Source information:

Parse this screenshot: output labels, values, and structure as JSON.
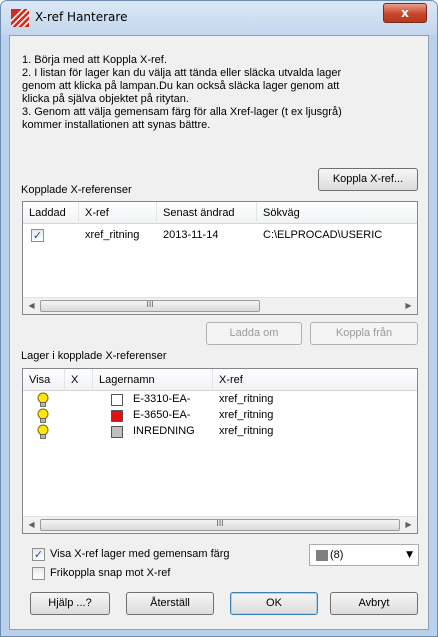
{
  "window": {
    "title": "X-ref Hanterare",
    "close_label": "x"
  },
  "info": {
    "lines": [
      "1. Börja med att Koppla X-ref.",
      "2. I listan för lager kan du välja att tända eller släcka utvalda lager",
      "genom att klicka på lampan.Du kan också släcka lager genom att",
      "klicka på själva objektet på ritytan.",
      "3. Genom att välja gemensam färg för alla Xref-lager (t ex ljusgrå)",
      "kommer installationen att synas bättre."
    ]
  },
  "buttons": {
    "koppla_xref": "Koppla X-ref...",
    "ladda_om": "Ladda om",
    "koppla_fran": "Koppla från",
    "hjalp": "Hjälp ...?",
    "aterstall": "Återställ",
    "ok": "OK",
    "avbryt": "Avbryt"
  },
  "xref_list": {
    "label": "Kopplade X-referenser",
    "columns": [
      "Laddad",
      "X-ref",
      "Senast ändrad",
      "Sökväg"
    ],
    "rows": [
      {
        "laddad": true,
        "xref": "xref_ritning",
        "senast_andrad": "2013-11-14",
        "sokvag": "C:\\ELPROCAD\\USERIC"
      }
    ],
    "scroll_thumb": "III"
  },
  "layer_list": {
    "label": "Lager i kopplade X-referenser",
    "columns": [
      "Visa",
      "X",
      "Lagernamn",
      "X-ref"
    ],
    "rows": [
      {
        "color": "#ffffff",
        "lagernamn": "E-3310-EA-",
        "xref": "xref_ritning"
      },
      {
        "color": "#e01010",
        "lagernamn": "E-3650-EA-",
        "xref": "xref_ritning"
      },
      {
        "color": "#c0c0c0",
        "lagernamn": "INREDNING",
        "xref": "xref_ritning"
      }
    ],
    "scroll_thumb": "III"
  },
  "options": {
    "visa_gemensam": {
      "label": "Visa X-ref lager med gemensam färg",
      "checked": true
    },
    "frikoppla_snap": {
      "label": "Frikoppla snap mot X-ref",
      "checked": false
    }
  },
  "color_combo": {
    "swatch_color": "#808080",
    "value": "(8)"
  }
}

Instructions for the task:
The records above are to be copied exactly, without their pictures.

Task output:
Parse this screenshot: output labels, values, and structure as JSON.
{
  "window": {
    "title": "X-ref Hanterare",
    "close_label": "x"
  },
  "info": {
    "lines": [
      "1. Börja med att Koppla X-ref.",
      "2. I listan för lager kan du välja att tända eller släcka utvalda lager",
      "genom att klicka på lampan.Du kan också släcka lager genom att",
      "klicka på själva objektet på ritytan.",
      "3. Genom att välja gemensam färg för alla Xref-lager (t ex ljusgrå)",
      "kommer installationen att synas bättre."
    ]
  },
  "buttons": {
    "koppla_xref": "Koppla X-ref...",
    "ladda_om": "Ladda om",
    "koppla_fran": "Koppla från",
    "hjalp": "Hjälp ...?",
    "aterstall": "Återställ",
    "ok": "OK",
    "avbryt": "Avbryt"
  },
  "xref_list": {
    "label": "Kopplade X-referenser",
    "columns": [
      "Laddad",
      "X-ref",
      "Senast ändrad",
      "Sökväg"
    ],
    "rows": [
      {
        "laddad": true,
        "xref": "xref_ritning",
        "senast_andrad": "2013-11-14",
        "sokvag": "C:\\ELPROCAD\\USERIC"
      }
    ],
    "scroll_thumb": "III"
  },
  "layer_list": {
    "label": "Lager i kopplade X-referenser",
    "columns": [
      "Visa",
      "X",
      "Lagernamn",
      "X-ref"
    ],
    "rows": [
      {
        "color": "#ffffff",
        "lagernamn": "E-3310-EA-",
        "xref": "xref_ritning"
      },
      {
        "color": "#e01010",
        "lagernamn": "E-3650-EA-",
        "xref": "xref_ritning"
      },
      {
        "color": "#c0c0c0",
        "lagernamn": "INREDNING",
        "xref": "xref_ritning"
      }
    ],
    "scroll_thumb": "III"
  },
  "options": {
    "visa_gemensam": {
      "label": "Visa X-ref lager med gemensam färg",
      "checked": true
    },
    "frikoppla_snap": {
      "label": "Frikoppla snap mot X-ref",
      "checked": false
    }
  },
  "color_combo": {
    "swatch_color": "#808080",
    "value": "(8)"
  }
}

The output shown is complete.